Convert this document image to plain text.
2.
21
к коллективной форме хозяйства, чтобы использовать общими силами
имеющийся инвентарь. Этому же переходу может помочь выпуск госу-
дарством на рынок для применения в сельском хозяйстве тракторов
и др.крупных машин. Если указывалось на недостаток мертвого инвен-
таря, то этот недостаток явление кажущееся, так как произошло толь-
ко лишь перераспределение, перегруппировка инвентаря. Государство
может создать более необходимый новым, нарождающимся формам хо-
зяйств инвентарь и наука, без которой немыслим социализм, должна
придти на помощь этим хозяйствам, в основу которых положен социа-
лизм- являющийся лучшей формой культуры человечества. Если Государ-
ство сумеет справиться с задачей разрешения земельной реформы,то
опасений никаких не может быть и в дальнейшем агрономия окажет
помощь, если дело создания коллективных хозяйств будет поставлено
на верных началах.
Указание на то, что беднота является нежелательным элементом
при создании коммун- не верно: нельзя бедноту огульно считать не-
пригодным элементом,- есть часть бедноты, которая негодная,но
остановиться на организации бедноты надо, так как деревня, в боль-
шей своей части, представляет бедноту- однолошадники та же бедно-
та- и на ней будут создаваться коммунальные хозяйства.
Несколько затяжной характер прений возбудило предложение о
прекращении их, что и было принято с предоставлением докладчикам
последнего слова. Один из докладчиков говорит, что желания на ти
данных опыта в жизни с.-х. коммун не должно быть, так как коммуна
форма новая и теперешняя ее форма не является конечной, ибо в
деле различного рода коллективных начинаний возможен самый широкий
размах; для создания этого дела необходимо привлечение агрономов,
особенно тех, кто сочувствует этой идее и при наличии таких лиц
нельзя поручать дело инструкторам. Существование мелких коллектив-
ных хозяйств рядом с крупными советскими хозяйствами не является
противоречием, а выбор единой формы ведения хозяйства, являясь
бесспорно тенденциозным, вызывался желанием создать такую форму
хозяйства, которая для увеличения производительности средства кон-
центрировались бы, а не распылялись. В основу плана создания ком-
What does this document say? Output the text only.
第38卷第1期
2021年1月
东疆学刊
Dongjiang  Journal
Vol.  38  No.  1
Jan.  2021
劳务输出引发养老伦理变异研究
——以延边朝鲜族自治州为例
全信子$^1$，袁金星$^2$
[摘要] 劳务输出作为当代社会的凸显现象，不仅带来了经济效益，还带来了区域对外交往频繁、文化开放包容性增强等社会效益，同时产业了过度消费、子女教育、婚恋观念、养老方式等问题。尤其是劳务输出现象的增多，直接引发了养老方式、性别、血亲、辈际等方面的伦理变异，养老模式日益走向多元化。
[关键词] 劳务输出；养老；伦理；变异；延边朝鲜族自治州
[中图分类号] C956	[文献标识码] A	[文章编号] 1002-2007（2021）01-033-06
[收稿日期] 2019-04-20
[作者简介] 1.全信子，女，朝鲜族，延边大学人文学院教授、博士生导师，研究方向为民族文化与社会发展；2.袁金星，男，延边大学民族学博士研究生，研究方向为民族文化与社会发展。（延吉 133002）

● THE REQUEST
Return the entries in full, keeping every line exactly as it is.

● WORKED SOLUTION
Convert this document image to plain text.
2.
21
к коллективной форме хозяйства, чтобы использовать общими силами
имеющийся инвентарь. Этому же переходу может помочь выпуск госу-
дарством на рынок для применения в сельском хозяйстве тракторов
и др.крупных машин. Если указывалось на недостаток мертвого инвен-
таря, то этот недостаток явление кажущееся, так как произошло толь-
ко лишь перераспределение, перегруппировка инвентаря. Государство
может создать более необходимый новым, нарождающимся формам хо-
зяйств инвентарь и наука, без которой немыслим социализм, должна
придти на помощь этим хозяйствам, в основу которых положен социа-
лизм- являющийся лучшей формой культуры человечества. Если Государ-
ство сумеет справиться с задачей разрешения земельной реформы,то
опасений никаких не может быть и в дальнейшем агрономия окажет
помощь, если дело создания коллективных хозяйств будет поставлено
на верных началах.
Указание на то, что беднота является нежелательным элементом
при создании коммун- не верно: нельзя бедноту огульно считать не-
пригодным элементом,- есть часть бедноты, которая негодная,но
остановиться на организации бедноты надо, так как деревня, в боль-
шей своей части, представляет бедноту- однолошадники та же бедно-
та- и на ней будут создаваться коммунальные хозяйства.
Несколько затяжной характер прений возбудило предложение о
прекращении их, что и было принято с предоставлением докладчикам
последнего слова. Один из докладчиков говорит, что желания на ти
данных опыта в жизни с.-х. коммун не должно быть, так как коммуна
форма новая и теперешняя ее форма не является конечной, ибо в
деле различного рода коллективных начинаний возможен самый широкий
размах; для создания этого дела необходимо привлечение агрономов,
особенно тех, кто сочувствует этой идее и при наличии таких лиц
нельзя поручать дело инструкторам. Существование мелких коллектив-
ных хозяйств рядом с крупными советскими хозяйствами не является
противоречием, а выбор единой формы ведения хозяйства, являясь
бесспорно тенденциозным, вызывался желанием создать такую форму
хозяйства, которая для увеличения производительности средства кон-
центрировались бы, а не распылялись. В основу плана создания ком-
What does this document say? Output the text only.
第38卷第1期
2021年1月
东疆学刊
Dongjiang  Journal
Vol.  38  No.  1
Jan.  2021
劳务输出引发养老伦理变异研究
——以延边朝鲜族自治州为例
全信子$^1$，袁金星$^2$
[摘要] 劳务输出作为当代社会的凸显现象，不仅带来了经济效益，还带来了区域对外交往频繁、文化开放包容性增强等社会效益，同时产业了过度消费、子女教育、婚恋观念、养老方式等问题。尤其是劳务输出现象的增多，直接引发了养老方式、性别、血亲、辈际等方面的伦理变异，养老模式日益走向多元化。
[关键词] 劳务输出；养老；伦理；变异；延边朝鲜族自治州
[中图分类号] C956	[文献标识码] A	[文章编号] 1002-2007（2021）01-033-06
[收稿日期] 2019-04-20
[作者简介] 1.全信子，女，朝鲜族，延边大学人文学院教授、博士生导师，研究方向为民族文化与社会发展；2.袁金星，男，延边大学民族学博士研究生，研究方向为民族文化与社会发展。（延吉 133002）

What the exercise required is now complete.